>> start RECORDS SUPPLIED

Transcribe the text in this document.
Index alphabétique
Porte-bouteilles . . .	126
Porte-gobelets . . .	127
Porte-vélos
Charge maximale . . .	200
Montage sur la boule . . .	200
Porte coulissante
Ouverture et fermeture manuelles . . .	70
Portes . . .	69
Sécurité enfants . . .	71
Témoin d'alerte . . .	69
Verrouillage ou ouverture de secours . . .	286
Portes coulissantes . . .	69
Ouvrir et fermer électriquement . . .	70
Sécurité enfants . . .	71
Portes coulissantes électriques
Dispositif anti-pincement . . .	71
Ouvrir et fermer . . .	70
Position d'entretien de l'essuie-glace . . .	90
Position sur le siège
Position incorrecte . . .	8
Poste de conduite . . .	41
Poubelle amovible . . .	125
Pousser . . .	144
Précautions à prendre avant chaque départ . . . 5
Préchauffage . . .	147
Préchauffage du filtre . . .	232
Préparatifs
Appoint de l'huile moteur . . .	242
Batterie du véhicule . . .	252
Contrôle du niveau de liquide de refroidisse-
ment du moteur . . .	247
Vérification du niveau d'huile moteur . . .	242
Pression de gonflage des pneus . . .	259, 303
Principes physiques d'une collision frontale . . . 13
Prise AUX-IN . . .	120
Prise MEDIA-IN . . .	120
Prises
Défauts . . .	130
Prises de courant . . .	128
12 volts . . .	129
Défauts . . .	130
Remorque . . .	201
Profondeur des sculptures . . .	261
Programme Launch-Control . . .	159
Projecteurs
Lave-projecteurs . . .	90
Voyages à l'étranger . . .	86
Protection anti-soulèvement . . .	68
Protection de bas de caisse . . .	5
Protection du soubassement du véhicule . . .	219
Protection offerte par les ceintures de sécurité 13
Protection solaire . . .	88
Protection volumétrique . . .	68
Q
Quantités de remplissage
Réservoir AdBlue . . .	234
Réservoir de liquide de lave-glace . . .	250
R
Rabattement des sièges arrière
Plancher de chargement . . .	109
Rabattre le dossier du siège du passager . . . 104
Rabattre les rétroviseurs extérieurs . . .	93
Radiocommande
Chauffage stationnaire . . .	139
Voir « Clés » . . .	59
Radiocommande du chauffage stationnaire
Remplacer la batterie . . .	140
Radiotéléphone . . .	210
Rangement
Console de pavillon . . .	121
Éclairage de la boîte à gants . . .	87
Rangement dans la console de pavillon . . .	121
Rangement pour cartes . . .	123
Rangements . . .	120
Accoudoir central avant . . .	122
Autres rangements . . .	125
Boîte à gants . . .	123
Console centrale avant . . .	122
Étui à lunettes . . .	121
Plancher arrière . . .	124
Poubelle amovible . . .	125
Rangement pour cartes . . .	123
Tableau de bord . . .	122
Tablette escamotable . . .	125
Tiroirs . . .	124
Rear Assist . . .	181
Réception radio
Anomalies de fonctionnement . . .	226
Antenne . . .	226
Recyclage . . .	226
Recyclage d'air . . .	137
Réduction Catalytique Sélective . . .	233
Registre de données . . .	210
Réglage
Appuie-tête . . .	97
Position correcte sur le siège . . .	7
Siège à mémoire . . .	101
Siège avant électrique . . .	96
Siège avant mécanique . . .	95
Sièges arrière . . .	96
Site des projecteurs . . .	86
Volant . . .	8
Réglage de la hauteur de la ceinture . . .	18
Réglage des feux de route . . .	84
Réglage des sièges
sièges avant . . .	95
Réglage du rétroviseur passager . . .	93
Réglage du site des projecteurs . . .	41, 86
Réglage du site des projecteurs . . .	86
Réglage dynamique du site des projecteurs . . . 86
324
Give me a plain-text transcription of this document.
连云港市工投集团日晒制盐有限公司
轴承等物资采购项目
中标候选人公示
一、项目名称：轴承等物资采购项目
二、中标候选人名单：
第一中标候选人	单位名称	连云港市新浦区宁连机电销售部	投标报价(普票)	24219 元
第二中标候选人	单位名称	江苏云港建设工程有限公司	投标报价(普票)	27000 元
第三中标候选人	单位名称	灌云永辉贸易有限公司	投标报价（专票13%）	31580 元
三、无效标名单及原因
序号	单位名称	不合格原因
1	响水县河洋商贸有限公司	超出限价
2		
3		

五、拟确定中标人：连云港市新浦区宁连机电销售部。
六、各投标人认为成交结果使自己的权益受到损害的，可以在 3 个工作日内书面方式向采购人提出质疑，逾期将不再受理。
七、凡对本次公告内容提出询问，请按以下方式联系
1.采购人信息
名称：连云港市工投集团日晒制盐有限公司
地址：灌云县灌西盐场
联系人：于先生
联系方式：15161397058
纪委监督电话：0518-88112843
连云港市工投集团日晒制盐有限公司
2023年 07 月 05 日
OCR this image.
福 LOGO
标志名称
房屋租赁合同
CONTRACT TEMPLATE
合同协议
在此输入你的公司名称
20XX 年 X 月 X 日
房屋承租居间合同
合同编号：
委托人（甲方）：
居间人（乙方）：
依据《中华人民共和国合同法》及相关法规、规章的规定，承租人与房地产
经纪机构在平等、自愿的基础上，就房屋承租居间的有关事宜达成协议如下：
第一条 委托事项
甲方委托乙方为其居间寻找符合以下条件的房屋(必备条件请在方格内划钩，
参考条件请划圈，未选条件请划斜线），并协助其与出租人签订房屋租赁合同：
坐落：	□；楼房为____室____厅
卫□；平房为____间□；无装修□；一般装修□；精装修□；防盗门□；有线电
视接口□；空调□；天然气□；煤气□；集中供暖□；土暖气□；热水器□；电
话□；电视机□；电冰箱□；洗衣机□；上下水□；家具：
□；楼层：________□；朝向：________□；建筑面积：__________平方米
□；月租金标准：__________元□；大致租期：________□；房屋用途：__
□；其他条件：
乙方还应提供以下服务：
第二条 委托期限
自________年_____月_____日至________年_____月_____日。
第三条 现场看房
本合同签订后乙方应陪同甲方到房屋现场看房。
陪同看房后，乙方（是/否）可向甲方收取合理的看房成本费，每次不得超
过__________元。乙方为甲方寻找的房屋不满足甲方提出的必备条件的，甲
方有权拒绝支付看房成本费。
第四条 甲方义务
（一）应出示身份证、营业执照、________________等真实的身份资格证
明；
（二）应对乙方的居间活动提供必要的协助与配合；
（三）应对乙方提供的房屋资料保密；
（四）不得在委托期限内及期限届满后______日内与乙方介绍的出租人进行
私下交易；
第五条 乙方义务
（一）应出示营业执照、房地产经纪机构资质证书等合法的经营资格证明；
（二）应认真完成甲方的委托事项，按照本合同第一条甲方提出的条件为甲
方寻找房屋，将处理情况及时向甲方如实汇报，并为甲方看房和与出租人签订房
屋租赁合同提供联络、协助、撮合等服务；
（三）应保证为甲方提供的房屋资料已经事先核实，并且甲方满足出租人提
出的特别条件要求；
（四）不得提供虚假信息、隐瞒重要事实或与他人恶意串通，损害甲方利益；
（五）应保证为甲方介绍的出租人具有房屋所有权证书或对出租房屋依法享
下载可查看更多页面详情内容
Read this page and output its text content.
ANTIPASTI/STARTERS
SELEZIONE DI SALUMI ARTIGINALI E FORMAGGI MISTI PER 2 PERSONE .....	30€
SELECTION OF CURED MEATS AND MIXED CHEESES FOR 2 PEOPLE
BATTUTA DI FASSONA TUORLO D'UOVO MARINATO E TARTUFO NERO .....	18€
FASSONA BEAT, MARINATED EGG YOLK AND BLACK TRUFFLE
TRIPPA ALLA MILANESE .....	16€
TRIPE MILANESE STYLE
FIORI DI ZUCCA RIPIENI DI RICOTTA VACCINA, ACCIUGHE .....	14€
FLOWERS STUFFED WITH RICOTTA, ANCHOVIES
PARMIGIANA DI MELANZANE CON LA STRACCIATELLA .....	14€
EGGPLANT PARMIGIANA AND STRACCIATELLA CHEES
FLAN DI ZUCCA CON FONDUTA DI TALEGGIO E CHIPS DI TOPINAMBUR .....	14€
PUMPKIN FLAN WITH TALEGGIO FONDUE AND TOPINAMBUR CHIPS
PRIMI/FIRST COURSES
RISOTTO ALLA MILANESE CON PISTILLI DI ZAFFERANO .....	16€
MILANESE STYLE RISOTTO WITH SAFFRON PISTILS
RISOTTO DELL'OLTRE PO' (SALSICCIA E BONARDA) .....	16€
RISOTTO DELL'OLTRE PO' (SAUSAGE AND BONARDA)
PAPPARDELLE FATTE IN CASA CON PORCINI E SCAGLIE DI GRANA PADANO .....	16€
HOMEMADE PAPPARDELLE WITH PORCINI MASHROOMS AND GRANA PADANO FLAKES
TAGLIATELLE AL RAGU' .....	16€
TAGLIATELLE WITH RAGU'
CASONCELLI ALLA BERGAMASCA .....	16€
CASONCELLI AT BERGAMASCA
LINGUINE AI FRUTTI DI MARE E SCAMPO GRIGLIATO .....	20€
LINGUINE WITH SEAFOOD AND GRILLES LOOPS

>> end RECORDS SUPPLIED

THE REQUEST →
Quote only the lines from the line containing "Read this page and output its text content." through the end of the listing, please, keeping both the first and the last line.

EXERCISE SOLUTION →
Read this page and output its text content.
ANTIPASTI/STARTERS
SELEZIONE DI SALUMI ARTIGINALI E FORMAGGI MISTI PER 2 PERSONE .....	30€
SELECTION OF CURED MEATS AND MIXED CHEESES FOR 2 PEOPLE
BATTUTA DI FASSONA TUORLO D'UOVO MARINATO E TARTUFO NERO .....	18€
FASSONA BEAT, MARINATED EGG YOLK AND BLACK TRUFFLE
TRIPPA ALLA MILANESE .....	16€
TRIPE MILANESE STYLE
FIORI DI ZUCCA RIPIENI DI RICOTTA VACCINA, ACCIUGHE .....	14€
FLOWERS STUFFED WITH RICOTTA, ANCHOVIES
PARMIGIANA DI MELANZANE CON LA STRACCIATELLA .....	14€
EGGPLANT PARMIGIANA AND STRACCIATELLA CHEES
FLAN DI ZUCCA CON FONDUTA DI TALEGGIO E CHIPS DI TOPINAMBUR .....	14€
PUMPKIN FLAN WITH TALEGGIO FONDUE AND TOPINAMBUR CHIPS
PRIMI/FIRST COURSES
RISOTTO ALLA MILANESE CON PISTILLI DI ZAFFERANO .....	16€
MILANESE STYLE RISOTTO WITH SAFFRON PISTILS
RISOTTO DELL'OLTRE PO' (SALSICCIA E BONARDA) .....	16€
RISOTTO DELL'OLTRE PO' (SAUSAGE AND BONARDA)
PAPPARDELLE FATTE IN CASA CON PORCINI E SCAGLIE DI GRANA PADANO .....	16€
HOMEMADE PAPPARDELLE WITH PORCINI MASHROOMS AND GRANA PADANO FLAKES
TAGLIATELLE AL RAGU' .....	16€
TAGLIATELLE WITH RAGU'
CASONCELLI ALLA BERGAMASCA .....	16€
CASONCELLI AT BERGAMASCA
LINGUINE AI FRUTTI DI MARE E SCAMPO GRIGLIATO .....	20€
LINGUINE WITH SEAFOOD AND GRILLES LOOPS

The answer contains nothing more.